**Task to complete**
Reproduce the full listing below unchanged, apart from the pictures.

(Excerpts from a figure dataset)
_ _ _ _ _

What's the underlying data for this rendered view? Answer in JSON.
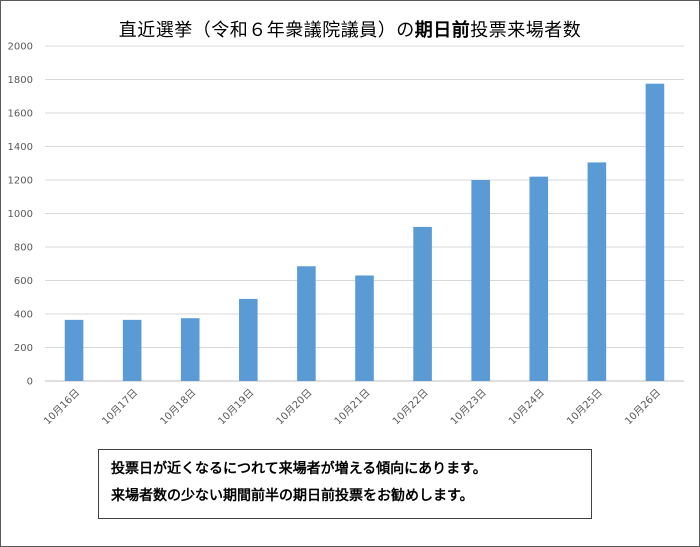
{
  "title": {
    "prefix": "直近選挙（令和６年衆議院議員）の",
    "bold": "期日前",
    "suffix": "投票来場者数"
  },
  "note": {
    "line1": "投票日が近くなるにつれて来場者が増える傾向にあります。",
    "line2": "来場者数の少ない期間前半の期日前投票をお勧めします。"
  },
  "colors": {
    "bar": "#5b9bd5",
    "grid": "#d9d9d9",
    "text": "#595959"
  },
  "chart_data": {
    "type": "bar",
    "title": "直近選挙（令和６年衆議院議員）の期日前投票来場者数",
    "xlabel": "",
    "ylabel": "",
    "categories": [
      "10月16日",
      "10月17日",
      "10月18日",
      "10月19日",
      "10月20日",
      "10月21日",
      "10月22日",
      "10月23日",
      "10月24日",
      "10月25日",
      "10月26日"
    ],
    "values": [
      365,
      365,
      375,
      490,
      685,
      630,
      920,
      1200,
      1220,
      1305,
      1775
    ],
    "ylim": [
      0,
      2000
    ],
    "yticks": [
      0,
      200,
      400,
      600,
      800,
      1000,
      1200,
      1400,
      1600,
      1800,
      2000
    ],
    "grid": true,
    "legend": "none"
  }
}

_ _ _ _ _

**Result of the exercise**
What's the underlying data for this rendered view? Answer in JSON.
{
  "title": {
    "prefix": "直近選挙（令和６年衆議院議員）の",
    "bold": "期日前",
    "suffix": "投票来場者数"
  },
  "note": {
    "line1": "投票日が近くなるにつれて来場者が増える傾向にあります。",
    "line2": "来場者数の少ない期間前半の期日前投票をお勧めします。"
  },
  "colors": {
    "bar": "#5b9bd5",
    "grid": "#d9d9d9",
    "text": "#595959"
  },
  "chart_data": {
    "type": "bar",
    "title": "直近選挙（令和６年衆議院議員）の期日前投票来場者数",
    "xlabel": "",
    "ylabel": "",
    "categories": [
      "10月16日",
      "10月17日",
      "10月18日",
      "10月19日",
      "10月20日",
      "10月21日",
      "10月22日",
      "10月23日",
      "10月24日",
      "10月25日",
      "10月26日"
    ],
    "values": [
      365,
      365,
      375,
      490,
      685,
      630,
      920,
      1200,
      1220,
      1305,
      1775
    ],
    "ylim": [
      0,
      2000
    ],
    "yticks": [
      0,
      200,
      400,
      600,
      800,
      1000,
      1200,
      1400,
      1600,
      1800,
      2000
    ],
    "grid": true,
    "legend": "none"
  }
}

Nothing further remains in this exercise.